:: To be done ::
Filter the entries below, keeping only lines with the word "xlabel".

:: Listed entries ::

<<<<

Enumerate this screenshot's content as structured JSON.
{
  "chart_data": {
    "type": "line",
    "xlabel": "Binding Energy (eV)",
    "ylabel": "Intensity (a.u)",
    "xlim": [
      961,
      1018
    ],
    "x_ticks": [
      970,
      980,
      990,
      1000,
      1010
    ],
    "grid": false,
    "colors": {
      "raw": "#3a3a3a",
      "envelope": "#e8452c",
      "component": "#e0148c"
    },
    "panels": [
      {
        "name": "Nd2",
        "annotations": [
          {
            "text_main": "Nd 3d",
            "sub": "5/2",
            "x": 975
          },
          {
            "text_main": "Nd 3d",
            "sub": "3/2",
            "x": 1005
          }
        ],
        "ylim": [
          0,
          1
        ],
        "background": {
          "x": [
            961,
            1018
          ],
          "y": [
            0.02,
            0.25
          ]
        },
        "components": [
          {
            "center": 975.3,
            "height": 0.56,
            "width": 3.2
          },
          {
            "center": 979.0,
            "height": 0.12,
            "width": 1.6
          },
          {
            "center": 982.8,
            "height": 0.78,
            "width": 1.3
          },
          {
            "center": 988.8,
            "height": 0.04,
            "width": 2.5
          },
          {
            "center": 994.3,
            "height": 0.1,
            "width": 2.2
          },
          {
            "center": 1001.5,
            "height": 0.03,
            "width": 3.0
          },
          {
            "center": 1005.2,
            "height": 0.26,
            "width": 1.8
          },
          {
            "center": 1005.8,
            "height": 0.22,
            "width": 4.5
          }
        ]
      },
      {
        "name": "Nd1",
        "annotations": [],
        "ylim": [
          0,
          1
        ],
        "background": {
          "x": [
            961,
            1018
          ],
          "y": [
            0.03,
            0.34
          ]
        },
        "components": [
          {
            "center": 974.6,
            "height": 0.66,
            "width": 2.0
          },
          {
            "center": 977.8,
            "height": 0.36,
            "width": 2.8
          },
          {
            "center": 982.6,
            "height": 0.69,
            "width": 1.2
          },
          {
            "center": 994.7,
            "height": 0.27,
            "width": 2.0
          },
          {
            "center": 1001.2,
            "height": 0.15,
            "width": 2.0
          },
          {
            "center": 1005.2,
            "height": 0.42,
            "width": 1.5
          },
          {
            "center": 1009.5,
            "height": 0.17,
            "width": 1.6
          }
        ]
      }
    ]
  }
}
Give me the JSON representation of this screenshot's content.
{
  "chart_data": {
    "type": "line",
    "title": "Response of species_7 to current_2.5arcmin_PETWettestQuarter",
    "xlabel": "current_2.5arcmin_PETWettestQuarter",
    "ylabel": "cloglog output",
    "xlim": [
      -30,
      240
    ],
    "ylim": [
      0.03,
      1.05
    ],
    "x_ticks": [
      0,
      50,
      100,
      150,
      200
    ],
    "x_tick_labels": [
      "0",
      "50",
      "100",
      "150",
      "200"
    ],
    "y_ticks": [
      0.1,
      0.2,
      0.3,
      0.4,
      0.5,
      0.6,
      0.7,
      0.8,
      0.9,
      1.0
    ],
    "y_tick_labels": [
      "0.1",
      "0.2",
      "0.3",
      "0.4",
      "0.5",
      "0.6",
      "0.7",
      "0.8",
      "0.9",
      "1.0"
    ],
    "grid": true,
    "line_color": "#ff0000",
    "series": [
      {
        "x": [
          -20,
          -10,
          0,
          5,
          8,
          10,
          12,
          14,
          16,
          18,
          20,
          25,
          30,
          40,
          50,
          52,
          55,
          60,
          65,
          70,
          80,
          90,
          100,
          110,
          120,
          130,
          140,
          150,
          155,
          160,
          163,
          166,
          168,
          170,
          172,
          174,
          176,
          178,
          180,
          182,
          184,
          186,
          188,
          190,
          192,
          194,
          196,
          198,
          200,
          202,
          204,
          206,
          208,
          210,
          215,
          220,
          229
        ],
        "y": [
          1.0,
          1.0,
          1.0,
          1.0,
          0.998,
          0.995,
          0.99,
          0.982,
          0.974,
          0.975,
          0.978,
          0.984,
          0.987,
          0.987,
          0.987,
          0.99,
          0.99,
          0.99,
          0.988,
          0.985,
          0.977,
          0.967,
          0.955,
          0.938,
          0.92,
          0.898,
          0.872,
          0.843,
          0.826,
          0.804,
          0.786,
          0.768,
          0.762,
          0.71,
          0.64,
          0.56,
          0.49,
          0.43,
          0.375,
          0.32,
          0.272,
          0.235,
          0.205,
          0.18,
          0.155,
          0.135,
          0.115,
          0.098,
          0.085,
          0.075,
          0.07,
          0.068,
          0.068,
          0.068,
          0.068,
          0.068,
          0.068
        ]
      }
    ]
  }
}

>>>>

:: Answer to this task ::
    "xlabel": "Binding Energy (eV)",
    "xlabel": "current_2.5arcmin_PETWettestQuarter",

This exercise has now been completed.